Task details: Set down all of the entries word for word, omitting the images they contain.

Exercise input:

>> START

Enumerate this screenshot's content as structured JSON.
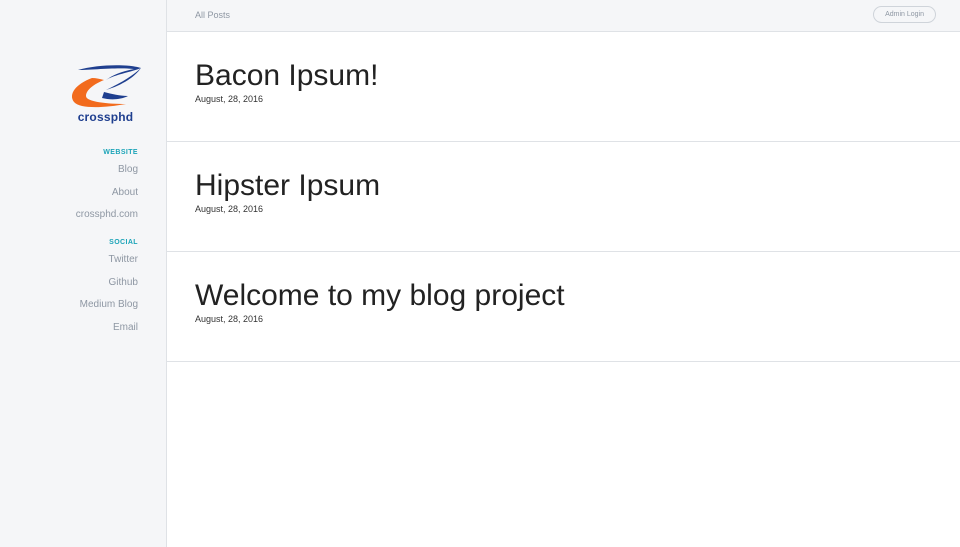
{
  "header": {
    "breadcrumb": "All Posts",
    "login_label": "Admin Login"
  },
  "sidebar": {
    "logo_text": "crossphd",
    "logo_icon": "crossphd-swoosh-logo",
    "sections": [
      {
        "title": "WEBSITE",
        "items": [
          "Blog",
          "About",
          "crossphd.com"
        ]
      },
      {
        "title": "SOCIAL",
        "items": [
          "Twitter",
          "Github",
          "Medium Blog",
          "Email"
        ]
      }
    ]
  },
  "posts": [
    {
      "title": "Bacon Ipsum!",
      "date": "August, 28, 2016"
    },
    {
      "title": "Hipster Ipsum",
      "date": "August, 28, 2016"
    },
    {
      "title": "Welcome to my blog project",
      "date": "August, 28, 2016"
    }
  ],
  "colors": {
    "sidebar_bg": "#f5f6f8",
    "section_accent": "#1ca4b8",
    "nav_text": "#8e97a3",
    "logo_blue": "#1f3f8f",
    "logo_orange": "#f26b1d"
  }
}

>> END

Result:
Enumerate this screenshot's content as structured JSON.
{
  "header": {
    "breadcrumb": "All Posts",
    "login_label": "Admin Login"
  },
  "sidebar": {
    "logo_text": "crossphd",
    "logo_icon": "crossphd-swoosh-logo",
    "sections": [
      {
        "title": "WEBSITE",
        "items": [
          "Blog",
          "About",
          "crossphd.com"
        ]
      },
      {
        "title": "SOCIAL",
        "items": [
          "Twitter",
          "Github",
          "Medium Blog",
          "Email"
        ]
      }
    ]
  },
  "posts": [
    {
      "title": "Bacon Ipsum!",
      "date": "August, 28, 2016"
    },
    {
      "title": "Hipster Ipsum",
      "date": "August, 28, 2016"
    },
    {
      "title": "Welcome to my blog project",
      "date": "August, 28, 2016"
    }
  ],
  "colors": {
    "sidebar_bg": "#f5f6f8",
    "section_accent": "#1ca4b8",
    "nav_text": "#8e97a3",
    "logo_blue": "#1f3f8f",
    "logo_orange": "#f26b1d"
  }
}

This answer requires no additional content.